MATERIAL:
= = = = =
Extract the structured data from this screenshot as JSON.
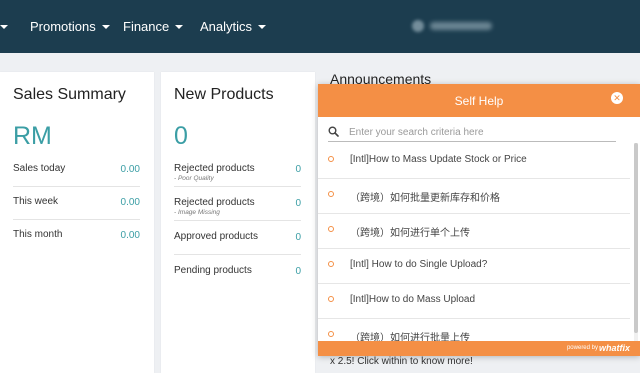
{
  "nav": {
    "items": [
      "Promotions",
      "Finance",
      "Analytics"
    ]
  },
  "sales_summary": {
    "title": "Sales Summary",
    "currency": "RM",
    "rows": [
      {
        "label": "Sales today",
        "value": "0.00"
      },
      {
        "label": "This week",
        "value": "0.00"
      },
      {
        "label": "This month",
        "value": "0.00"
      }
    ]
  },
  "new_products": {
    "title": "New Products",
    "count": "0",
    "rows": [
      {
        "label": "Rejected products",
        "sub": "- Poor Quality",
        "value": "0"
      },
      {
        "label": "Rejected products",
        "sub": "- Image Missing",
        "value": "0"
      },
      {
        "label": "Approved products",
        "sub": "",
        "value": "0"
      },
      {
        "label": "Pending products",
        "sub": "",
        "value": "0"
      }
    ]
  },
  "announcements": {
    "title": "Announcements",
    "footer_text": "x 2.5! Click within to know more!"
  },
  "self_help": {
    "title": "Self Help",
    "search_placeholder": "Enter your search criteria here",
    "items": [
      "[Intl]How to Mass Update Stock or Price",
      "（跨境）如何批量更新库存和价格",
      "（跨境）如何进行单个上传",
      "[Intl] How to do Single Upload?",
      "[Intl]How to do Mass Upload",
      "（跨境）如何进行批量上传"
    ],
    "powered_by": "powered by",
    "brand": "whatfix"
  },
  "colors": {
    "nav_bg": "#1c3d4f",
    "accent": "#f48f45",
    "value_teal": "#3b9ea5"
  }
}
= = = = =
EXERCISE BRIEF: Make an exact copy of the listing above. Do not include the pictures.

EXERCISE ANSWER:
Extract the structured data from this screenshot as JSON.
{
  "nav": {
    "items": [
      "Promotions",
      "Finance",
      "Analytics"
    ]
  },
  "sales_summary": {
    "title": "Sales Summary",
    "currency": "RM",
    "rows": [
      {
        "label": "Sales today",
        "value": "0.00"
      },
      {
        "label": "This week",
        "value": "0.00"
      },
      {
        "label": "This month",
        "value": "0.00"
      }
    ]
  },
  "new_products": {
    "title": "New Products",
    "count": "0",
    "rows": [
      {
        "label": "Rejected products",
        "sub": "- Poor Quality",
        "value": "0"
      },
      {
        "label": "Rejected products",
        "sub": "- Image Missing",
        "value": "0"
      },
      {
        "label": "Approved products",
        "sub": "",
        "value": "0"
      },
      {
        "label": "Pending products",
        "sub": "",
        "value": "0"
      }
    ]
  },
  "announcements": {
    "title": "Announcements",
    "footer_text": "x 2.5! Click within to know more!"
  },
  "self_help": {
    "title": "Self Help",
    "search_placeholder": "Enter your search criteria here",
    "items": [
      "[Intl]How to Mass Update Stock or Price",
      "（跨境）如何批量更新库存和价格",
      "（跨境）如何进行单个上传",
      "[Intl] How to do Single Upload?",
      "[Intl]How to do Mass Upload",
      "（跨境）如何进行批量上传"
    ],
    "powered_by": "powered by",
    "brand": "whatfix"
  },
  "colors": {
    "nav_bg": "#1c3d4f",
    "accent": "#f48f45",
    "value_teal": "#3b9ea5"
  }
}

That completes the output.